Written exercise:
Pick out the lines below with "this" and list them.

-*-*-

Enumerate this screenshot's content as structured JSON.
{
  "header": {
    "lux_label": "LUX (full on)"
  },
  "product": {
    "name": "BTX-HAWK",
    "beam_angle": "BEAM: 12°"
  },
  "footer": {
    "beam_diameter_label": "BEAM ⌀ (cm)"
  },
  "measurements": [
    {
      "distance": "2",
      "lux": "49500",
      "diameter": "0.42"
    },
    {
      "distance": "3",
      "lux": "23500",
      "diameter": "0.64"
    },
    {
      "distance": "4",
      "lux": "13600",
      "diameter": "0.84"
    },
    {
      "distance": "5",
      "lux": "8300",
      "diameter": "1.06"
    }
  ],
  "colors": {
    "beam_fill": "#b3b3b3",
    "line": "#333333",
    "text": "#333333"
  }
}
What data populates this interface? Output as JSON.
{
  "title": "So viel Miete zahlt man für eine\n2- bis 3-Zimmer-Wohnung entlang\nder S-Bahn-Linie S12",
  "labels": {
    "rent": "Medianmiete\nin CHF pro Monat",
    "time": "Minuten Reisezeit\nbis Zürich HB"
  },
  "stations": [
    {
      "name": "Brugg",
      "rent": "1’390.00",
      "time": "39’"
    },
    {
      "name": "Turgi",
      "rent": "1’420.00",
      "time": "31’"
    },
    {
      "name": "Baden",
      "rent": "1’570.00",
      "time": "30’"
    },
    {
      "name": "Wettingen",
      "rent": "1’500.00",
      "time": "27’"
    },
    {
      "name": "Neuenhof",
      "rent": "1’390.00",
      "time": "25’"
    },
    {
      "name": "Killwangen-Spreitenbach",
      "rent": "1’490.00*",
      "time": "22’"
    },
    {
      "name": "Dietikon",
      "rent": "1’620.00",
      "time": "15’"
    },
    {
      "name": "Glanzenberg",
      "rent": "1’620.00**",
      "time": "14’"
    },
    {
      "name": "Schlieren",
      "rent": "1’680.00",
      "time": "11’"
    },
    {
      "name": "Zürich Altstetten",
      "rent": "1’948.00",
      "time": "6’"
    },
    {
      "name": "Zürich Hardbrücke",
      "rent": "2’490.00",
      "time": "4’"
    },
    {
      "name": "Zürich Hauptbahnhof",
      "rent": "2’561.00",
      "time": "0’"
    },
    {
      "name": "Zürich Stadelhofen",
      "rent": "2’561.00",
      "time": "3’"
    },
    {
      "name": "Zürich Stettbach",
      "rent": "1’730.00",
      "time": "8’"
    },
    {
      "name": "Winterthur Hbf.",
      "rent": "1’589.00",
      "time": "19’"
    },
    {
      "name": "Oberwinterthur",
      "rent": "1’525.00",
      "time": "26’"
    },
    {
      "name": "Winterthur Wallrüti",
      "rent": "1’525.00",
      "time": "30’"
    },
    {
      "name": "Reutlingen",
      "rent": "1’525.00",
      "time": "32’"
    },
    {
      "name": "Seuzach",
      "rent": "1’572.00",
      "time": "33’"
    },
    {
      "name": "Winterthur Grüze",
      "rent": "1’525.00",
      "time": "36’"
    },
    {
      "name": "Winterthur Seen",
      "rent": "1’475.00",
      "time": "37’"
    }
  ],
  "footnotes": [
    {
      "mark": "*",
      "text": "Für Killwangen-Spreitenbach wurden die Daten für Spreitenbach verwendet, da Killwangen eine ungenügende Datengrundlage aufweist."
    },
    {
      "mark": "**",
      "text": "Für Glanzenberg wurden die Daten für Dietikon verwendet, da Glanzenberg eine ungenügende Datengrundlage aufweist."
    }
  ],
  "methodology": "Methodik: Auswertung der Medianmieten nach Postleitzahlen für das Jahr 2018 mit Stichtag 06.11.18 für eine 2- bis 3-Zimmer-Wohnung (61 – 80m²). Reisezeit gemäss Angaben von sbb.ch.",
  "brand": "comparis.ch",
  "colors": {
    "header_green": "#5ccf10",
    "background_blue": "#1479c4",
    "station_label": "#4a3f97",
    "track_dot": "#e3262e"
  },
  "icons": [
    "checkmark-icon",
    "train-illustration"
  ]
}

-*-*-

Answer below:
Enumerate this screenshot's content as structured JSON.
What data populates this interface? Output as JSON.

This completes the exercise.